* BEGIN Provided material *

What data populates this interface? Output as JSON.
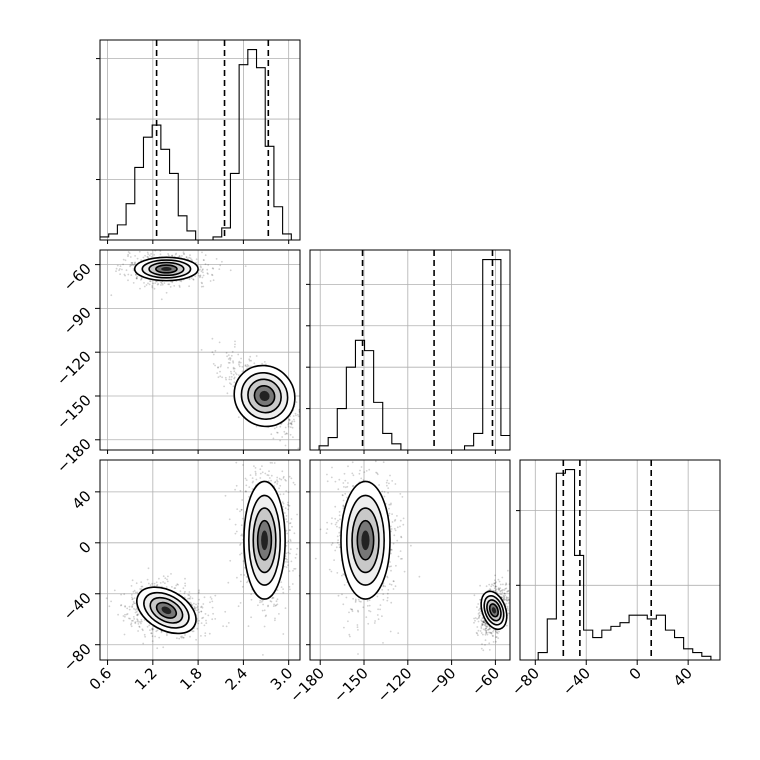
{
  "chart_data": {
    "type": "corner",
    "params": [
      "p0",
      "p1",
      "p2"
    ],
    "ranges": [
      [
        0.5,
        3.15
      ],
      [
        -187,
        -50
      ],
      [
        -92,
        65
      ]
    ],
    "ticks": [
      {
        "values": [
          0.6,
          1.2,
          1.8,
          2.4,
          3.0
        ],
        "labels": [
          "0.6",
          "1.2",
          "1.8",
          "2.4",
          "3.0"
        ]
      },
      {
        "values": [
          -180,
          -150,
          -120,
          -90,
          -60
        ],
        "labels": [
          "−180",
          "−150",
          "−120",
          "−90",
          "−60"
        ]
      },
      {
        "values": [
          -80,
          -40,
          0,
          40
        ],
        "labels": [
          "−80",
          "−40",
          "0",
          "40"
        ]
      }
    ],
    "grid": true,
    "colors": {
      "line": "#000000",
      "grid": "#b0b0b0",
      "scatter": "#000000"
    },
    "histograms": [
      {
        "param": "p0",
        "bin_counts": [
          1,
          2,
          5,
          12,
          24,
          34,
          38,
          30,
          22,
          8,
          3,
          0,
          0,
          1,
          4,
          22,
          58,
          63,
          57,
          31,
          11,
          2,
          0
        ],
        "quantiles": [
          1.25,
          2.15,
          2.73
        ]
      },
      {
        "param": "p1",
        "bin_counts": [
          0,
          2,
          6,
          20,
          40,
          53,
          48,
          23,
          8,
          3,
          0,
          0,
          0,
          0,
          0,
          0,
          0,
          2,
          8,
          92,
          92,
          7
        ],
        "quantiles": [
          -151,
          -102,
          -62
        ]
      },
      {
        "param": "p2",
        "bin_counts": [
          0,
          0,
          2,
          11,
          50,
          51,
          28,
          8,
          6,
          8,
          9,
          10,
          12,
          12,
          11,
          12,
          8,
          6,
          3,
          2,
          1,
          0
        ],
        "quantiles": [
          -58,
          -45,
          11
        ]
      }
    ],
    "modes_2d": [
      {
        "x": "p0",
        "y": "p1",
        "modes": [
          {
            "cx": 1.38,
            "cy": -63,
            "sx": 0.2,
            "sy": 3.8,
            "rho": 0
          },
          {
            "cx": 2.68,
            "cy": -150,
            "sx": 0.14,
            "sy": 12,
            "rho": -0.6
          }
        ]
      },
      {
        "x": "p0",
        "y": "p2",
        "modes": [
          {
            "cx": 1.38,
            "cy": -53,
            "sx": 0.2,
            "sy": 7.5,
            "rho": -0.2
          },
          {
            "cx": 2.68,
            "cy": 2,
            "sx": 0.13,
            "sy": 22,
            "rho": 0
          }
        ]
      },
      {
        "x": "p1",
        "y": "p2",
        "modes": [
          {
            "cx": -149,
            "cy": 2,
            "sx": 8,
            "sy": 22,
            "rho": 0
          },
          {
            "cx": -61,
            "cy": -53,
            "sx": 3.6,
            "sy": 7.5,
            "rho": 0.2
          }
        ]
      }
    ]
  }
}
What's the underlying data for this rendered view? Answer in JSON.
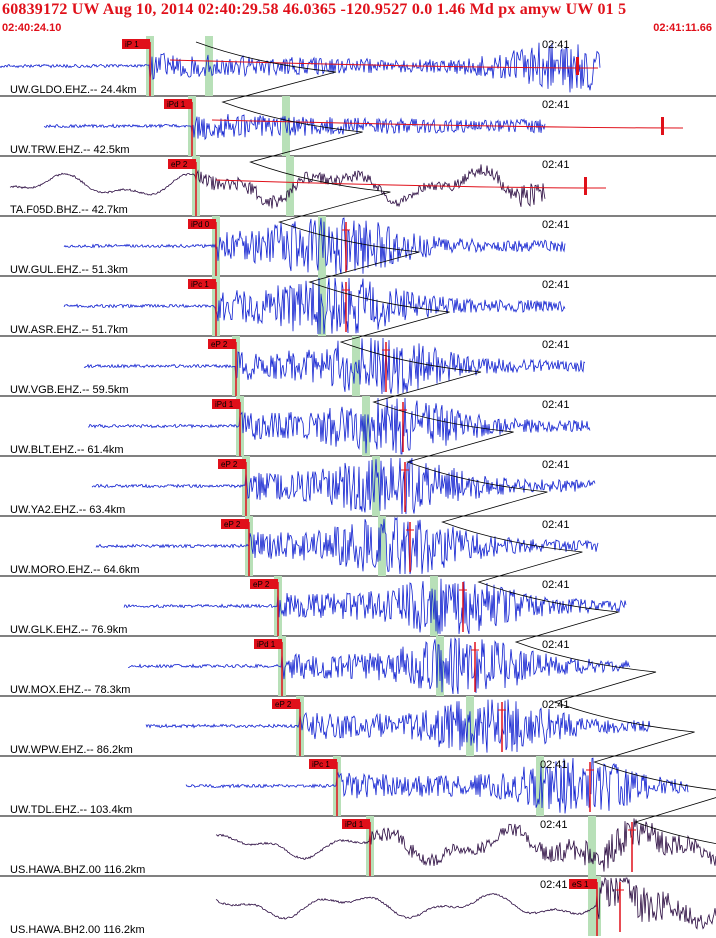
{
  "header": {
    "title": "60839172 UW Aug 10, 2014 02:40:29.58   46.0365 -120.9527  0.0 1.46 Md px amyw UW 01   5",
    "time_start": "02:40:24.10",
    "time_end": "02:41:11.66"
  },
  "colors": {
    "header": "#e0101a",
    "trace_short_period": "#1020d0",
    "trace_broadband": "#2a0a40",
    "pick": "#e0101a",
    "window": "#b8e0b8",
    "travel_time_curve": "#000000"
  },
  "chart_data": {
    "type": "line",
    "title": "",
    "time_range": [
      "02:40:24.10",
      "02:41:11.66"
    ],
    "tick_label": "02:41",
    "channels": [
      {
        "label": "UW.GLDO.EHZ.-- 24.4km",
        "network": "UW",
        "station": "GLDO",
        "channel": "EHZ",
        "location": "--",
        "distance_km": 24.4,
        "pick": "iP 1",
        "kind": "short-period"
      },
      {
        "label": "UW.TRW.EHZ.-- 42.5km",
        "network": "UW",
        "station": "TRW",
        "channel": "EHZ",
        "location": "--",
        "distance_km": 42.5,
        "pick": "iPd 1",
        "kind": "short-period"
      },
      {
        "label": "TA.F05D.BHZ.-- 42.7km",
        "network": "TA",
        "station": "F05D",
        "channel": "BHZ",
        "location": "--",
        "distance_km": 42.7,
        "pick": "eP 2",
        "kind": "broadband"
      },
      {
        "label": "UW.GUL.EHZ.-- 51.3km",
        "network": "UW",
        "station": "GUL",
        "channel": "EHZ",
        "location": "--",
        "distance_km": 51.3,
        "pick": "iPd 0",
        "kind": "short-period"
      },
      {
        "label": "UW.ASR.EHZ.-- 51.7km",
        "network": "UW",
        "station": "ASR",
        "channel": "EHZ",
        "location": "--",
        "distance_km": 51.7,
        "pick": "iPc 1",
        "kind": "short-period"
      },
      {
        "label": "UW.VGB.EHZ.-- 59.5km",
        "network": "UW",
        "station": "VGB",
        "channel": "EHZ",
        "location": "--",
        "distance_km": 59.5,
        "pick": "eP 2",
        "kind": "short-period"
      },
      {
        "label": "UW.BLT.EHZ.-- 61.4km",
        "network": "UW",
        "station": "BLT",
        "channel": "EHZ",
        "location": "--",
        "distance_km": 61.4,
        "pick": "iPd 1",
        "kind": "short-period"
      },
      {
        "label": "UW.YA2.EHZ.-- 63.4km",
        "network": "UW",
        "station": "YA2",
        "channel": "EHZ",
        "location": "--",
        "distance_km": 63.4,
        "pick": "eP 2",
        "kind": "short-period"
      },
      {
        "label": "UW.MORO.EHZ.-- 64.6km",
        "network": "UW",
        "station": "MORO",
        "channel": "EHZ",
        "location": "--",
        "distance_km": 64.6,
        "pick": "eP 2",
        "kind": "short-period"
      },
      {
        "label": "UW.GLK.EHZ.-- 76.9km",
        "network": "UW",
        "station": "GLK",
        "channel": "EHZ",
        "location": "--",
        "distance_km": 76.9,
        "pick": "eP 2",
        "kind": "short-period"
      },
      {
        "label": "UW.MOX.EHZ.-- 78.3km",
        "network": "UW",
        "station": "MOX",
        "channel": "EHZ",
        "location": "--",
        "distance_km": 78.3,
        "pick": "iPd 1",
        "kind": "short-period"
      },
      {
        "label": "UW.WPW.EHZ.-- 86.2km",
        "network": "UW",
        "station": "WPW",
        "channel": "EHZ",
        "location": "--",
        "distance_km": 86.2,
        "pick": "eP 2",
        "kind": "short-period"
      },
      {
        "label": "UW.TDL.EHZ.-- 103.4km",
        "network": "UW",
        "station": "TDL",
        "channel": "EHZ",
        "location": "--",
        "distance_km": 103.4,
        "pick": "iPc 1",
        "kind": "short-period"
      },
      {
        "label": "US.HAWA.BHZ.00 116.2km",
        "network": "US",
        "station": "HAWA",
        "channel": "BHZ",
        "location": "00",
        "distance_km": 116.2,
        "pick": "iPd 1",
        "kind": "broadband"
      },
      {
        "label": "US.HAWA.BH2.00 116.2km",
        "network": "US",
        "station": "HAWA",
        "channel": "BH2",
        "location": "00",
        "distance_km": 116.2,
        "pick": "eS 1",
        "kind": "broadband"
      }
    ]
  }
}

* END Provided material *

◆ What the exercise asks:
Your job is to transcribe the entries above exactly; skip the pictures.

◆ Exercise result:
What data populates this interface? Output as JSON.
{
  "chart_data": {
    "type": "corner",
    "params": [
      "p0",
      "p1",
      "p2"
    ],
    "ranges": [
      [
        0.5,
        3.15
      ],
      [
        -187,
        -50
      ],
      [
        -92,
        65
      ]
    ],
    "ticks": [
      {
        "values": [
          0.6,
          1.2,
          1.8,
          2.4,
          3.0
        ],
        "labels": [
          "0.6",
          "1.2",
          "1.8",
          "2.4",
          "3.0"
        ]
      },
      {
        "values": [
          -180,
          -150,
          -120,
          -90,
          -60
        ],
        "labels": [
          "−180",
          "−150",
          "−120",
          "−90",
          "−60"
        ]
      },
      {
        "values": [
          -80,
          -40,
          0,
          40
        ],
        "labels": [
          "−80",
          "−40",
          "0",
          "40"
        ]
      }
    ],
    "grid": true,
    "colors": {
      "line": "#000000",
      "grid": "#b0b0b0",
      "scatter": "#000000"
    },
    "histograms": [
      {
        "param": "p0",
        "bin_counts": [
          1,
          2,
          5,
          12,
          24,
          34,
          38,
          30,
          22,
          8,
          3,
          0,
          0,
          1,
          4,
          22,
          58,
          63,
          57,
          31,
          11,
          2,
          0
        ],
        "quantiles": [
          1.25,
          2.15,
          2.73
        ]
      },
      {
        "param": "p1",
        "bin_counts": [
          0,
          2,
          6,
          20,
          40,
          53,
          48,
          23,
          8,
          3,
          0,
          0,
          0,
          0,
          0,
          0,
          0,
          2,
          8,
          92,
          92,
          7
        ],
        "quantiles": [
          -151,
          -102,
          -62
        ]
      },
      {
        "param": "p2",
        "bin_counts": [
          0,
          0,
          2,
          11,
          50,
          51,
          28,
          8,
          6,
          8,
          9,
          10,
          12,
          12,
          11,
          12,
          8,
          6,
          3,
          2,
          1,
          0
        ],
        "quantiles": [
          -58,
          -45,
          11
        ]
      }
    ],
    "modes_2d": [
      {
        "x": "p0",
        "y": "p1",
        "modes": [
          {
            "cx": 1.38,
            "cy": -63,
            "sx": 0.2,
            "sy": 3.8,
            "rho": 0
          },
          {
            "cx": 2.68,
            "cy": -150,
            "sx": 0.14,
            "sy": 12,
            "rho": -0.6
          }
        ]
      },
      {
        "x": "p0",
        "y": "p2",
        "modes": [
          {
            "cx": 1.38,
            "cy": -53,
            "sx": 0.2,
            "sy": 7.5,
            "rho": -0.2
          },
          {
            "cx": 2.68,
            "cy": 2,
            "sx": 0.13,
            "sy": 22,
            "rho": 0
          }
        ]
      },
      {
        "x": "p1",
        "y": "p2",
        "modes": [
          {
            "cx": -149,
            "cy": 2,
            "sx": 8,
            "sy": 22,
            "rho": 0
          },
          {
            "cx": -61,
            "cy": -53,
            "sx": 3.6,
            "sy": 7.5,
            "rho": 0.2
          }
        ]
      }
    ]
  }
}
What's the underlying data for this rendered view? Answer in JSON.
{
  "header": {
    "title": "60839172 UW Aug 10, 2014 02:40:29.58   46.0365 -120.9527  0.0 1.46 Md px amyw UW 01   5",
    "time_start": "02:40:24.10",
    "time_end": "02:41:11.66"
  },
  "colors": {
    "header": "#e0101a",
    "trace_short_period": "#1020d0",
    "trace_broadband": "#2a0a40",
    "pick": "#e0101a",
    "window": "#b8e0b8",
    "travel_time_curve": "#000000"
  },
  "chart_data": {
    "type": "line",
    "title": "",
    "time_range": [
      "02:40:24.10",
      "02:41:11.66"
    ],
    "tick_label": "02:41",
    "channels": [
      {
        "label": "UW.GLDO.EHZ.-- 24.4km",
        "network": "UW",
        "station": "GLDO",
        "channel": "EHZ",
        "location": "--",
        "distance_km": 24.4,
        "pick": "iP 1",
        "kind": "short-period"
      },
      {
        "label": "UW.TRW.EHZ.-- 42.5km",
        "network": "UW",
        "station": "TRW",
        "channel": "EHZ",
        "location": "--",
        "distance_km": 42.5,
        "pick": "iPd 1",
        "kind": "short-period"
      },
      {
        "label": "TA.F05D.BHZ.-- 42.7km",
        "network": "TA",
        "station": "F05D",
        "channel": "BHZ",
        "location": "--",
        "distance_km": 42.7,
        "pick": "eP 2",
        "kind": "broadband"
      },
      {
        "label": "UW.GUL.EHZ.-- 51.3km",
        "network": "UW",
        "station": "GUL",
        "channel": "EHZ",
        "location": "--",
        "distance_km": 51.3,
        "pick": "iPd 0",
        "kind": "short-period"
      },
      {
        "label": "UW.ASR.EHZ.-- 51.7km",
        "network": "UW",
        "station": "ASR",
        "channel": "EHZ",
        "location": "--",
        "distance_km": 51.7,
        "pick": "iPc 1",
        "kind": "short-period"
      },
      {
        "label": "UW.VGB.EHZ.-- 59.5km",
        "network": "UW",
        "station": "VGB",
        "channel": "EHZ",
        "location": "--",
        "distance_km": 59.5,
        "pick": "eP 2",
        "kind": "short-period"
      },
      {
        "label": "UW.BLT.EHZ.-- 61.4km",
        "network": "UW",
        "station": "BLT",
        "channel": "EHZ",
        "location": "--",
        "distance_km": 61.4,
        "pick": "iPd 1",
        "kind": "short-period"
      },
      {
        "label": "UW.YA2.EHZ.-- 63.4km",
        "network": "UW",
        "station": "YA2",
        "channel": "EHZ",
        "location": "--",
        "distance_km": 63.4,
        "pick": "eP 2",
        "kind": "short-period"
      },
      {
        "label": "UW.MORO.EHZ.-- 64.6km",
        "network": "UW",
        "station": "MORO",
        "channel": "EHZ",
        "location": "--",
        "distance_km": 64.6,
        "pick": "eP 2",
        "kind": "short-period"
      },
      {
        "label": "UW.GLK.EHZ.-- 76.9km",
        "network": "UW",
        "station": "GLK",
        "channel": "EHZ",
        "location": "--",
        "distance_km": 76.9,
        "pick": "eP 2",
        "kind": "short-period"
      },
      {
        "label": "UW.MOX.EHZ.-- 78.3km",
        "network": "UW",
        "station": "MOX",
        "channel": "EHZ",
        "location": "--",
        "distance_km": 78.3,
        "pick": "iPd 1",
        "kind": "short-period"
      },
      {
        "label": "UW.WPW.EHZ.-- 86.2km",
        "network": "UW",
        "station": "WPW",
        "channel": "EHZ",
        "location": "--",
        "distance_km": 86.2,
        "pick": "eP 2",
        "kind": "short-period"
      },
      {
        "label": "UW.TDL.EHZ.-- 103.4km",
        "network": "UW",
        "station": "TDL",
        "channel": "EHZ",
        "location": "--",
        "distance_km": 103.4,
        "pick": "iPc 1",
        "kind": "short-period"
      },
      {
        "label": "US.HAWA.BHZ.00 116.2km",
        "network": "US",
        "station": "HAWA",
        "channel": "BHZ",
        "location": "00",
        "distance_km": 116.2,
        "pick": "iPd 1",
        "kind": "broadband"
      },
      {
        "label": "US.HAWA.BH2.00 116.2km",
        "network": "US",
        "station": "HAWA",
        "channel": "BH2",
        "location": "00",
        "distance_km": 116.2,
        "pick": "eS 1",
        "kind": "broadband"
      }
    ]
  }
}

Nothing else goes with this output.